[Figure collection entries]
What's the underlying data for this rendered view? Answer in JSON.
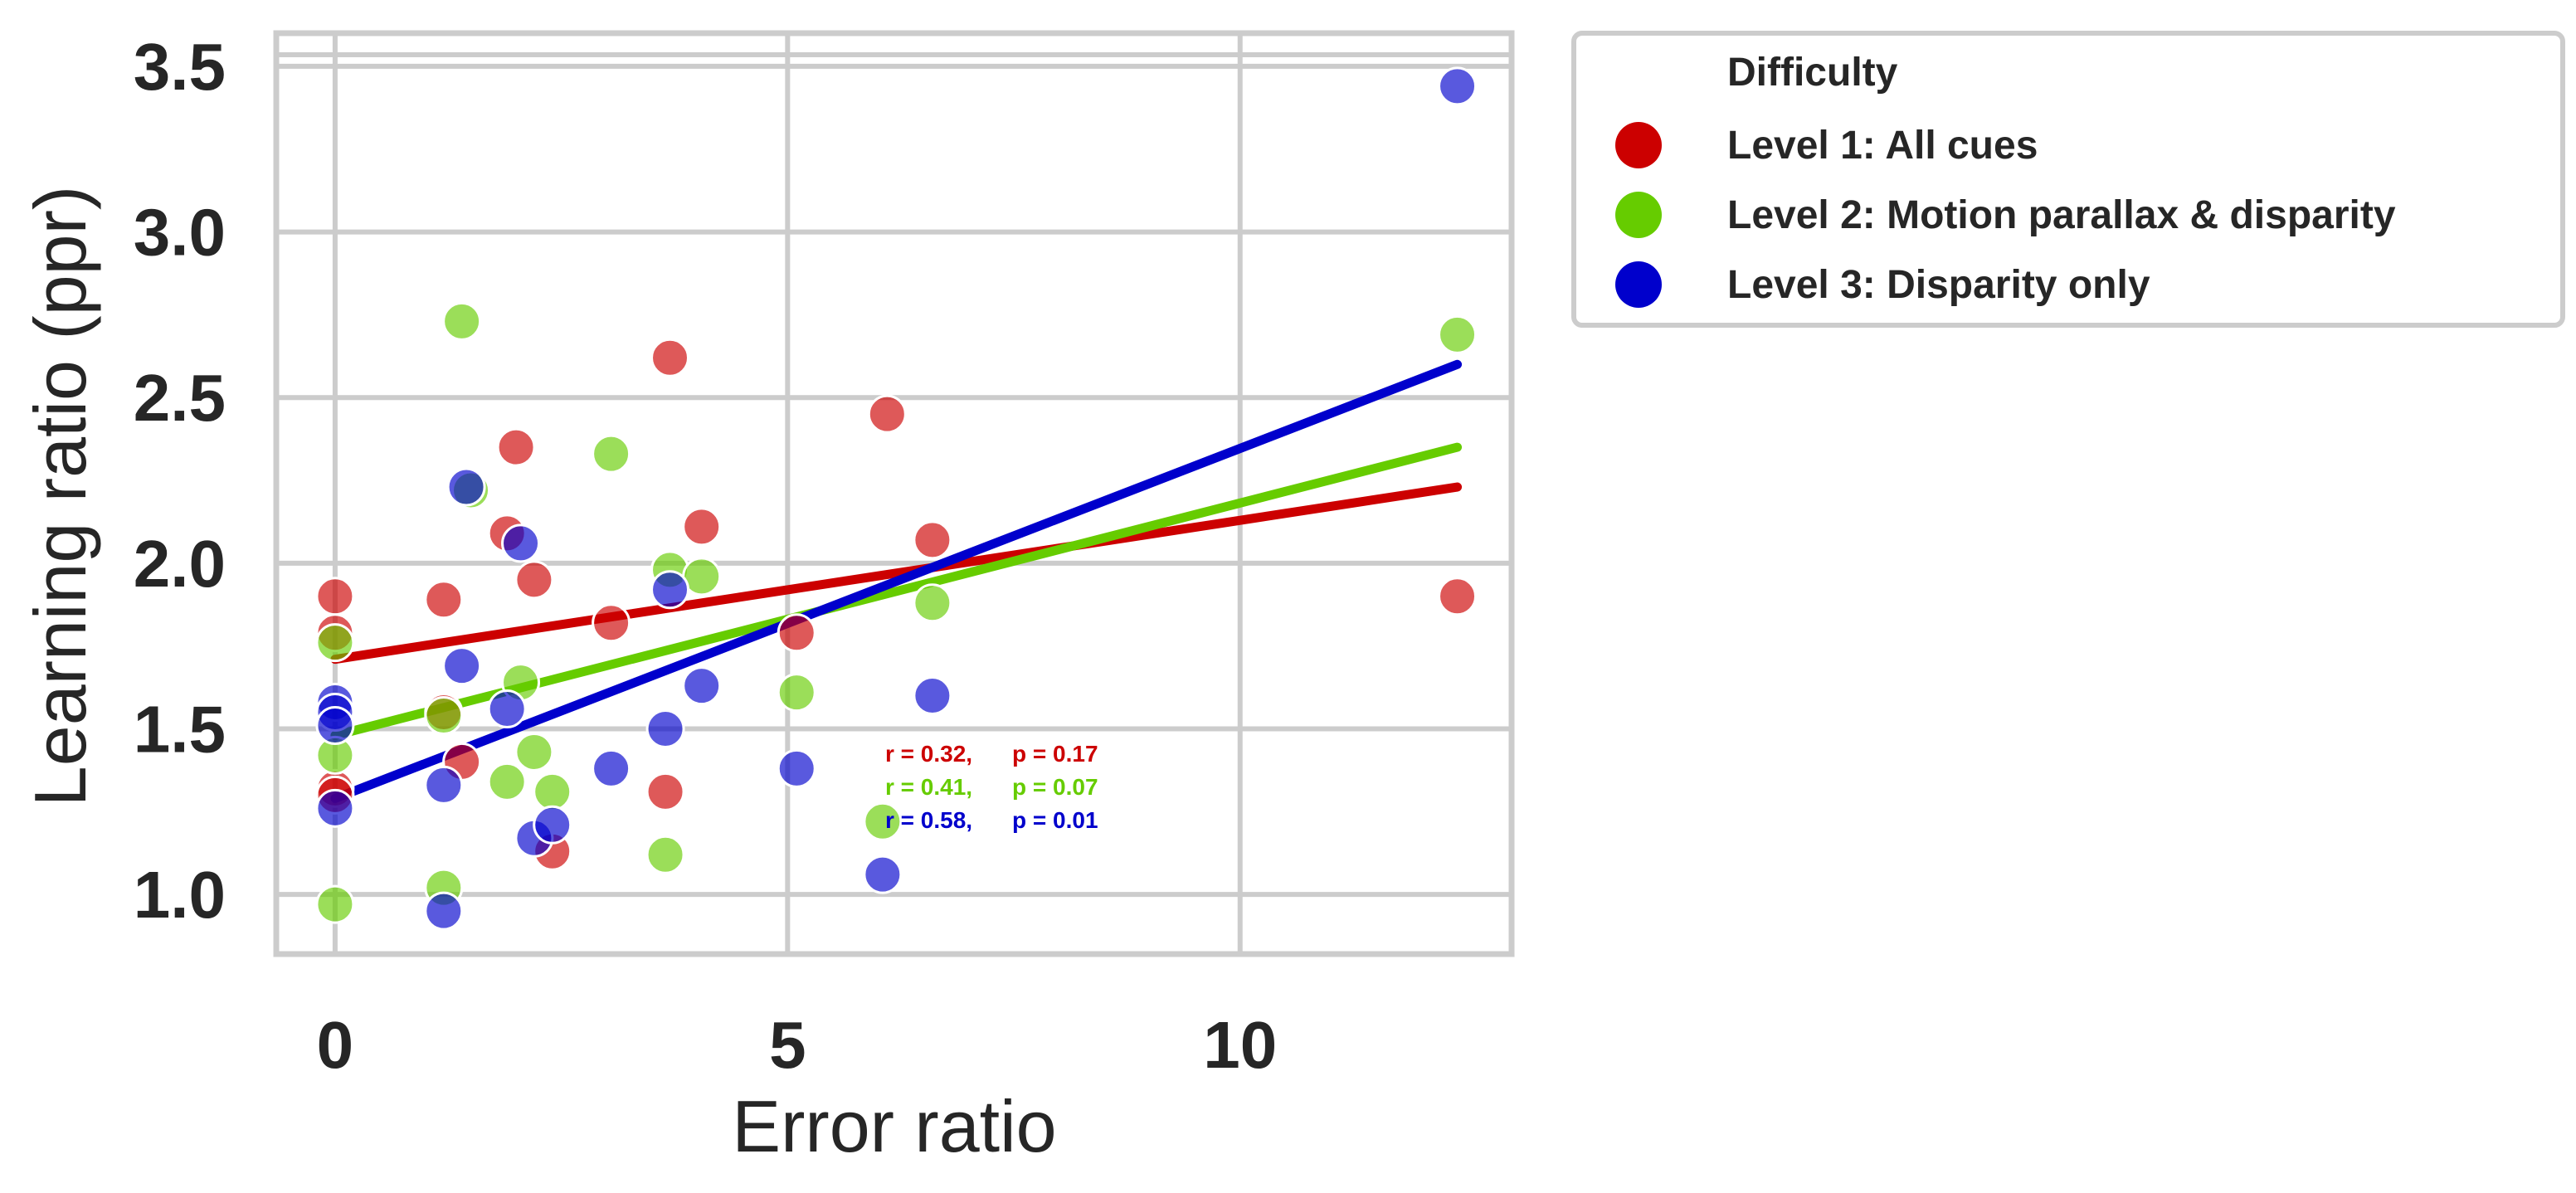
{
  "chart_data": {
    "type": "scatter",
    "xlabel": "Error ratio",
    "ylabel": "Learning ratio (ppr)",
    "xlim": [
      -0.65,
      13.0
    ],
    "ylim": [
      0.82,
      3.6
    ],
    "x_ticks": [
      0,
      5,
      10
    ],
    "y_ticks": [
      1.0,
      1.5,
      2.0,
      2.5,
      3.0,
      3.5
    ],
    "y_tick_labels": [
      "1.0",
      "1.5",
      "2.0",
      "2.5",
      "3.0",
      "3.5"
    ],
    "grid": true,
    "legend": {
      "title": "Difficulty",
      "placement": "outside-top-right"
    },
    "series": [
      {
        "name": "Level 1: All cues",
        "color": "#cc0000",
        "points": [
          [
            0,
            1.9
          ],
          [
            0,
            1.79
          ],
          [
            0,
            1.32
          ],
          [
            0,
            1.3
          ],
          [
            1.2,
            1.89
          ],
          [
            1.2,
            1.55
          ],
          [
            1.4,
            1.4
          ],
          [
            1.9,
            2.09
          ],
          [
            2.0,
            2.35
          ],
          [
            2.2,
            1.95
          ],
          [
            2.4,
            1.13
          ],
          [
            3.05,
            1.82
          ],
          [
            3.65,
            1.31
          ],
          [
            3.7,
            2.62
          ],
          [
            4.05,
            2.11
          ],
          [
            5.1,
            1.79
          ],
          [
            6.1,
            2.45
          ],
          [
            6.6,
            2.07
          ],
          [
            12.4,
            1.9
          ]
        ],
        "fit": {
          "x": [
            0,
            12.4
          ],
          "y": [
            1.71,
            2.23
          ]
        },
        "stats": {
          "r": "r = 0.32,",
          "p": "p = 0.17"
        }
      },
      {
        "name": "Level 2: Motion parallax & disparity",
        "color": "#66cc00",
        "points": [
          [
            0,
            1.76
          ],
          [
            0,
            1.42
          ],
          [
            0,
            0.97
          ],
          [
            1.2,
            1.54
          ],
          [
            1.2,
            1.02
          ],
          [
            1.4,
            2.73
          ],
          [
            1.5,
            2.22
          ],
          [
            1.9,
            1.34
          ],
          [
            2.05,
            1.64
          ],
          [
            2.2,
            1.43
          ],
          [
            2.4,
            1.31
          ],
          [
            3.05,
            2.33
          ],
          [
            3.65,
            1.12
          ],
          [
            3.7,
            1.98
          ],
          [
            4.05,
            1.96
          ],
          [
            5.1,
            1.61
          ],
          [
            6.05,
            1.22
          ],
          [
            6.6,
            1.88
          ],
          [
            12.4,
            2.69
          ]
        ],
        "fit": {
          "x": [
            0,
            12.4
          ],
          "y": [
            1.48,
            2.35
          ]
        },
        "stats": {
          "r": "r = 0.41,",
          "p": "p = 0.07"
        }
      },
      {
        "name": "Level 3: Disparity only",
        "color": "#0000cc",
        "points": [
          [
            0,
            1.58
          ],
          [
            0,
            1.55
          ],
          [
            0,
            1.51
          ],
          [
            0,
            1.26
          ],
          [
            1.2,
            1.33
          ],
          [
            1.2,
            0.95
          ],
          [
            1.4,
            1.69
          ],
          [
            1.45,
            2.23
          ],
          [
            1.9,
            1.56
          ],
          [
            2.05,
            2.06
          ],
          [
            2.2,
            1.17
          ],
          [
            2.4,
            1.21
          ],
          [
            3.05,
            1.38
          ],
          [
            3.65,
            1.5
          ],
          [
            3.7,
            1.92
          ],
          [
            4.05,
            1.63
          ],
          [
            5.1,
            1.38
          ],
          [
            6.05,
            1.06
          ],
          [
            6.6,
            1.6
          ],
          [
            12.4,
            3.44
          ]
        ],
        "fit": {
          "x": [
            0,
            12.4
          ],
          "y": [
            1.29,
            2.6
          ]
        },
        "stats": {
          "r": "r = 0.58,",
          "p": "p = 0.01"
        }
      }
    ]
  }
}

...

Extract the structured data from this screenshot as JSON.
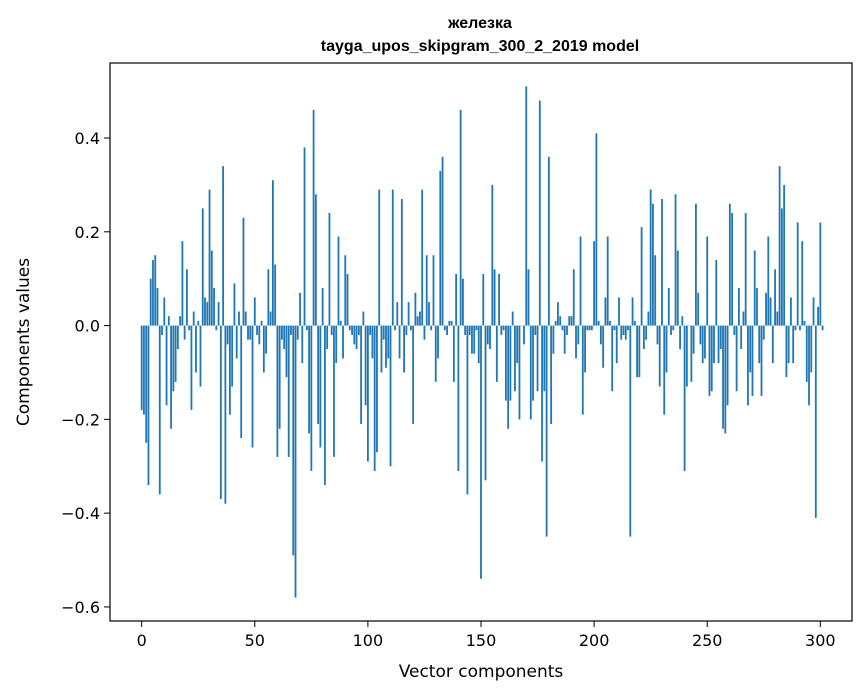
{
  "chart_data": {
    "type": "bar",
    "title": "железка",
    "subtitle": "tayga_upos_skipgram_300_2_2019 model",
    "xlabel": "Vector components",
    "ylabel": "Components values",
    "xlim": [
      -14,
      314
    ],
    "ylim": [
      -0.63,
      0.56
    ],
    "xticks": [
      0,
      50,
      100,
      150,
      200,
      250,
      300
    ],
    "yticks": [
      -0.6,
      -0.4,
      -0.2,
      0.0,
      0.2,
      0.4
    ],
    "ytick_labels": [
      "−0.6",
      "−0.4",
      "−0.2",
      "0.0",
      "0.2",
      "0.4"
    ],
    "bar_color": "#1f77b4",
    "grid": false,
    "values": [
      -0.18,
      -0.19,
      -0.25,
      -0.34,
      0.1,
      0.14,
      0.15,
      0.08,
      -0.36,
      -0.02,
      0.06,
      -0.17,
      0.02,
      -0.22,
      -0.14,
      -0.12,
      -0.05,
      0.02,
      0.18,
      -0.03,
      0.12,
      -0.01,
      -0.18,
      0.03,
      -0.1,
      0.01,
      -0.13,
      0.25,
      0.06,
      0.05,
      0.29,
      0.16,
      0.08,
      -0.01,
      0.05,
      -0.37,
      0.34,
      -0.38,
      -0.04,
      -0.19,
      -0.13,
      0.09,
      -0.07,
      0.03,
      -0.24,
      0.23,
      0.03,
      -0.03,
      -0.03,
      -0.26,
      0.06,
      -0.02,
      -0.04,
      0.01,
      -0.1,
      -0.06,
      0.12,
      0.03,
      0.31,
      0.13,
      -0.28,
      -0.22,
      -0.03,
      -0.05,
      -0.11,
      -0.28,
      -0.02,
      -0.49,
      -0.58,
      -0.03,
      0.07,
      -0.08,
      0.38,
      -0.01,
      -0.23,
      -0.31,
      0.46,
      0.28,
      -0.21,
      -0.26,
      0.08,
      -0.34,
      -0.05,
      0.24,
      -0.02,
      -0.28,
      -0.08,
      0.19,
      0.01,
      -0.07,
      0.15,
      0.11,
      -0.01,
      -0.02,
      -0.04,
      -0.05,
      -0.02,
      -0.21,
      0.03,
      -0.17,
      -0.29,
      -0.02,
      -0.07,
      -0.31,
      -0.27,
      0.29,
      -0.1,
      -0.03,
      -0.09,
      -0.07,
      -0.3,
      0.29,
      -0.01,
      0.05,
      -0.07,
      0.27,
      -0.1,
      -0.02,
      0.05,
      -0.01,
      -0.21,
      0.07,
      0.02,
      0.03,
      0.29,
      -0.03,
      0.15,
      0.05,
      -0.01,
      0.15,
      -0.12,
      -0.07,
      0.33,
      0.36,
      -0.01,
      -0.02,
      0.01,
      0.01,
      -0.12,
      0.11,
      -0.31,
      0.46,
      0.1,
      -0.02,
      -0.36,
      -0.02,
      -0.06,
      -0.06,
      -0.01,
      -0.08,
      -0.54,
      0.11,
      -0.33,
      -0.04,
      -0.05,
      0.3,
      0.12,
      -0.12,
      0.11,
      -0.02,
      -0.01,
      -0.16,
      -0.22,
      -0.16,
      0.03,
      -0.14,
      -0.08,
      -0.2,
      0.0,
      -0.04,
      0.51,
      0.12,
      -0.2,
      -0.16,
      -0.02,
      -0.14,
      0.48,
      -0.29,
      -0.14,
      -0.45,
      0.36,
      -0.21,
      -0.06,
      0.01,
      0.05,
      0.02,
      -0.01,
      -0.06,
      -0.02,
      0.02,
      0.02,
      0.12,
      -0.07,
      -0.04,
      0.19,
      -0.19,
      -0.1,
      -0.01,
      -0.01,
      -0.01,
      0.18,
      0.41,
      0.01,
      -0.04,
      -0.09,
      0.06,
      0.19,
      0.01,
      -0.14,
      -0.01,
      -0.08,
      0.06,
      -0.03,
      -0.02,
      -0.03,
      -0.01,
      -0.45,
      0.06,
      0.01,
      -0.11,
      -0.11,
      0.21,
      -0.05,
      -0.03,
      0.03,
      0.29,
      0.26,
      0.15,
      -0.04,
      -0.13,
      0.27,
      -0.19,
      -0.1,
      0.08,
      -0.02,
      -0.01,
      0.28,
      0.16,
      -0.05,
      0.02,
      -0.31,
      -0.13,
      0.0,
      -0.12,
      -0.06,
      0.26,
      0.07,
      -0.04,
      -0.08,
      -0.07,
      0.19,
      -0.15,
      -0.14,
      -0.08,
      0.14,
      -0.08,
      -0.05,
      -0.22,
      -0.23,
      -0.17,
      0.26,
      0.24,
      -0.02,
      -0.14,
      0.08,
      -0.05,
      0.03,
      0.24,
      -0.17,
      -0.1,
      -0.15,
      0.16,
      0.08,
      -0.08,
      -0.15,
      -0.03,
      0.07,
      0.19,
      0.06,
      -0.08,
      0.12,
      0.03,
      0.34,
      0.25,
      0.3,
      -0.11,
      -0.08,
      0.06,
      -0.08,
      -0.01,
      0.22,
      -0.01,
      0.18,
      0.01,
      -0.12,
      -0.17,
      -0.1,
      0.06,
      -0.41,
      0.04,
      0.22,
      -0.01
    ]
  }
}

--

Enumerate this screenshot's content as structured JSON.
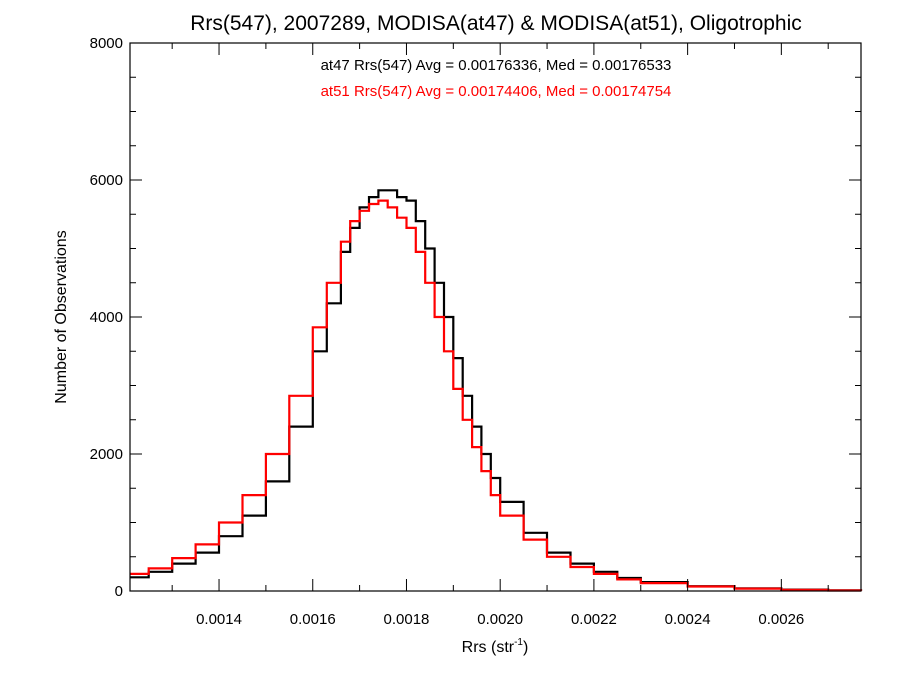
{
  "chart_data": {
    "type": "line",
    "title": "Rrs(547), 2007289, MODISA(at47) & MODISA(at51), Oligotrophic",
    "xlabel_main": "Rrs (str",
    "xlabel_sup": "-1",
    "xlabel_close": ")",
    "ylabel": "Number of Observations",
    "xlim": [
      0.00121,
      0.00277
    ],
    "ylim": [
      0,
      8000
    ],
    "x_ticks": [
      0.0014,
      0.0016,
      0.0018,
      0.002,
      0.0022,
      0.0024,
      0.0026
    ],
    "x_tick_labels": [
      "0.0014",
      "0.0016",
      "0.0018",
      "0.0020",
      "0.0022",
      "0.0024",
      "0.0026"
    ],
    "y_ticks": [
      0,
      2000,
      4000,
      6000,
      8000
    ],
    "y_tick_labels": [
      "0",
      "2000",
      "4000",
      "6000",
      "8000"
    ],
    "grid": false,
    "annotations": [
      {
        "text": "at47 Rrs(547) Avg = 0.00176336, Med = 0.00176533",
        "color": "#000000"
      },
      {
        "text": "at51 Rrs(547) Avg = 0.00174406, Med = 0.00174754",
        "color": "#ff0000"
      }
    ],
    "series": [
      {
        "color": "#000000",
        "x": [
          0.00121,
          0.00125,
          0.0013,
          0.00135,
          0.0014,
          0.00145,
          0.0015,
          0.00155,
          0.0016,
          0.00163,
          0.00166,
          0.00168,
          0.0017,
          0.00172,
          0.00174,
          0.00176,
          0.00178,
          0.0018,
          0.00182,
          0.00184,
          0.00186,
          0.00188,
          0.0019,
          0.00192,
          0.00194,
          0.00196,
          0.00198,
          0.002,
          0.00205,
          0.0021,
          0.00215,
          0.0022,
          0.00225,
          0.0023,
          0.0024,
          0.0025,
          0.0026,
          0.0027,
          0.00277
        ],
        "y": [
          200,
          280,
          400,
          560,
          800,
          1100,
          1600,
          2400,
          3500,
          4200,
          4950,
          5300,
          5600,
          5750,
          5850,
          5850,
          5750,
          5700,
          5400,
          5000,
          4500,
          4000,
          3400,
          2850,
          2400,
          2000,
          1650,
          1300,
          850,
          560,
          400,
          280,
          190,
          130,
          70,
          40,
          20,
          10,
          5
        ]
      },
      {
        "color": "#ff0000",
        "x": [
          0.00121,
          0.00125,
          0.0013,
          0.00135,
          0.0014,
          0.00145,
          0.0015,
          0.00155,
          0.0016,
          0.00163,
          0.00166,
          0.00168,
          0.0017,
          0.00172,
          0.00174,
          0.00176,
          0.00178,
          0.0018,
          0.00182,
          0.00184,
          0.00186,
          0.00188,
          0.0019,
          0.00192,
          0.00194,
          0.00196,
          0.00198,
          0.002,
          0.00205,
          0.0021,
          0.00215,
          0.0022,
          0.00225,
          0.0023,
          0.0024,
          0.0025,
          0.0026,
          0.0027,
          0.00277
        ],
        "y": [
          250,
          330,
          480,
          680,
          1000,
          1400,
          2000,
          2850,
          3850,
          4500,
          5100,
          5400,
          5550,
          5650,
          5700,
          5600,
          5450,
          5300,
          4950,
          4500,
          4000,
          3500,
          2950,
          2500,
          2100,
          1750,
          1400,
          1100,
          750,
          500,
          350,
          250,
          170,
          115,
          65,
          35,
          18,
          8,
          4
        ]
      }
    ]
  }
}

## EXERCISE
Copy each line of the records above that carries the word "this".

## EXERCISE OUTPUT
What's the underlying data for this rendered view? Answer in JSON.
Extract the structured data from this screenshot as JSON.
Enumerate this screenshot's content as structured JSON.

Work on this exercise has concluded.